● Problem requirements: Reproduce the material below line for line, without changing a single character.

● Data to process:
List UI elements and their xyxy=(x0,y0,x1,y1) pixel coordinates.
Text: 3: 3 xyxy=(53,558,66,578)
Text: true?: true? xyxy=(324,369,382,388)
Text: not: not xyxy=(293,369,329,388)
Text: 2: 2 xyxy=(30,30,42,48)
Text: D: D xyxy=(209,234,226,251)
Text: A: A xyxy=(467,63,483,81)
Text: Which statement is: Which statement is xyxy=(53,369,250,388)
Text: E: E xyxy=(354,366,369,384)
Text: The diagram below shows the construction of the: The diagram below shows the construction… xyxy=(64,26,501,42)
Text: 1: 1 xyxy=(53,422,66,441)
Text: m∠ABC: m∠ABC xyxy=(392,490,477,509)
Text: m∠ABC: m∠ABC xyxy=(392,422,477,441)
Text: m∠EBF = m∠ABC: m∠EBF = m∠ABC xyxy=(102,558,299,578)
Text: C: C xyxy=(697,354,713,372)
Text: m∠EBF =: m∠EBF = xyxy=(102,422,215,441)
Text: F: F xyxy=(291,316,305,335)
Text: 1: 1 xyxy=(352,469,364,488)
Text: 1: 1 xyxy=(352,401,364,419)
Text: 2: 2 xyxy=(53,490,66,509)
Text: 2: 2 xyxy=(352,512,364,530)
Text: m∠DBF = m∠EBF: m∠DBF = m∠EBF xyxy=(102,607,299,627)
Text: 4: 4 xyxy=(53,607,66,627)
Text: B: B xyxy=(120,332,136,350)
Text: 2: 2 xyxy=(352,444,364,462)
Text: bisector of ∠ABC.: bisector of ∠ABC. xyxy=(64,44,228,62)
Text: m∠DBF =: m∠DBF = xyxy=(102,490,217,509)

● Solution to the problem:
List UI elements and their xyxy=(x0,y0,x1,y1) pixel coordinates.
Text: 3: 3 xyxy=(53,558,66,578)
Text: true?: true? xyxy=(324,369,382,388)
Text: not: not xyxy=(293,369,329,388)
Text: 2: 2 xyxy=(30,30,42,48)
Text: D: D xyxy=(209,234,226,251)
Text: A: A xyxy=(467,63,483,81)
Text: Which statement is: Which statement is xyxy=(53,369,250,388)
Text: E: E xyxy=(354,366,369,384)
Text: The diagram below shows the construction of the: The diagram below shows the construction… xyxy=(64,26,501,42)
Text: 1: 1 xyxy=(53,422,66,441)
Text: m∠ABC: m∠ABC xyxy=(392,490,477,509)
Text: m∠ABC: m∠ABC xyxy=(392,422,477,441)
Text: m∠EBF = m∠ABC: m∠EBF = m∠ABC xyxy=(102,558,299,578)
Text: C: C xyxy=(697,354,713,372)
Text: m∠EBF =: m∠EBF = xyxy=(102,422,215,441)
Text: F: F xyxy=(291,316,305,335)
Text: 1: 1 xyxy=(352,469,364,488)
Text: 1: 1 xyxy=(352,401,364,419)
Text: 2: 2 xyxy=(53,490,66,509)
Text: 2: 2 xyxy=(352,512,364,530)
Text: m∠DBF = m∠EBF: m∠DBF = m∠EBF xyxy=(102,607,299,627)
Text: 4: 4 xyxy=(53,607,66,627)
Text: B: B xyxy=(120,332,136,350)
Text: 2: 2 xyxy=(352,444,364,462)
Text: bisector of ∠ABC.: bisector of ∠ABC. xyxy=(64,44,228,62)
Text: m∠DBF =: m∠DBF = xyxy=(102,490,217,509)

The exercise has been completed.